◆ REQUIREMENTS ◆
Below is some material; transcribe all of it exactly.

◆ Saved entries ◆

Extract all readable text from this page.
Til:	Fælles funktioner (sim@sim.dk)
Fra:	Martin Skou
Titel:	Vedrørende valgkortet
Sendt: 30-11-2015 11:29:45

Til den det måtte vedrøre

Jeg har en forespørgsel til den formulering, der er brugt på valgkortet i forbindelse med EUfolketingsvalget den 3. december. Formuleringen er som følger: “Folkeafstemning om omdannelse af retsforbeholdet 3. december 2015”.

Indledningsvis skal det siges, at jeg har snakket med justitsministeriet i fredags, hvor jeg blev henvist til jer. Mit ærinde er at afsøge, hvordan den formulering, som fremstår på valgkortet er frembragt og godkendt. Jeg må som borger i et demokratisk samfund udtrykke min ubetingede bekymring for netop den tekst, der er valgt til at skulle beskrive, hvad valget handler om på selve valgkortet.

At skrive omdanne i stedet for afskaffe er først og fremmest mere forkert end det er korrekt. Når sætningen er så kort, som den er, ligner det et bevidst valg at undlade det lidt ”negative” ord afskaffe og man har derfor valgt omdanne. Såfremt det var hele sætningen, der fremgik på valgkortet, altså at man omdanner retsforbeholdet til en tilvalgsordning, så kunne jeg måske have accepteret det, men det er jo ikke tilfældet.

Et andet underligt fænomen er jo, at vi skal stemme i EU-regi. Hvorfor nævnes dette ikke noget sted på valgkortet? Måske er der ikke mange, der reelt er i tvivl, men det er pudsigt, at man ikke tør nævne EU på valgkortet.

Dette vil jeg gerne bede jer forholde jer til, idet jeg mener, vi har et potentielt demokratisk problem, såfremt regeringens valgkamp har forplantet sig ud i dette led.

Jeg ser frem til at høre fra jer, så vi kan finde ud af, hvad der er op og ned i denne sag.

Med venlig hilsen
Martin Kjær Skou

◆ TASK OUTPUT ◆
Extract all readable text from this page.
Til:	Fælles funktioner (sim@sim.dk)
Fra:	Martin Skou
Titel:	Vedrørende valgkortet
Sendt: 30-11-2015 11:29:45

Til den det måtte vedrøre

Jeg har en forespørgsel til den formulering, der er brugt på valgkortet i forbindelse med EUfolketingsvalget den 3. december. Formuleringen er som følger: “Folkeafstemning om omdannelse af retsforbeholdet 3. december 2015”.

Indledningsvis skal det siges, at jeg har snakket med justitsministeriet i fredags, hvor jeg blev henvist til jer. Mit ærinde er at afsøge, hvordan den formulering, som fremstår på valgkortet er frembragt og godkendt. Jeg må som borger i et demokratisk samfund udtrykke min ubetingede bekymring for netop den tekst, der er valgt til at skulle beskrive, hvad valget handler om på selve valgkortet.

At skrive omdanne i stedet for afskaffe er først og fremmest mere forkert end det er korrekt. Når sætningen er så kort, som den er, ligner det et bevidst valg at undlade det lidt ”negative” ord afskaffe og man har derfor valgt omdanne. Såfremt det var hele sætningen, der fremgik på valgkortet, altså at man omdanner retsforbeholdet til en tilvalgsordning, så kunne jeg måske have accepteret det, men det er jo ikke tilfældet.

Et andet underligt fænomen er jo, at vi skal stemme i EU-regi. Hvorfor nævnes dette ikke noget sted på valgkortet? Måske er der ikke mange, der reelt er i tvivl, men det er pudsigt, at man ikke tør nævne EU på valgkortet.

Dette vil jeg gerne bede jer forholde jer til, idet jeg mener, vi har et potentielt demokratisk problem, såfremt regeringens valgkamp har forplantet sig ud i dette led.

Jeg ser frem til at høre fra jer, så vi kan finde ud af, hvad der er op og ned i denne sag.

Med venlig hilsen
Martin Kjær Skou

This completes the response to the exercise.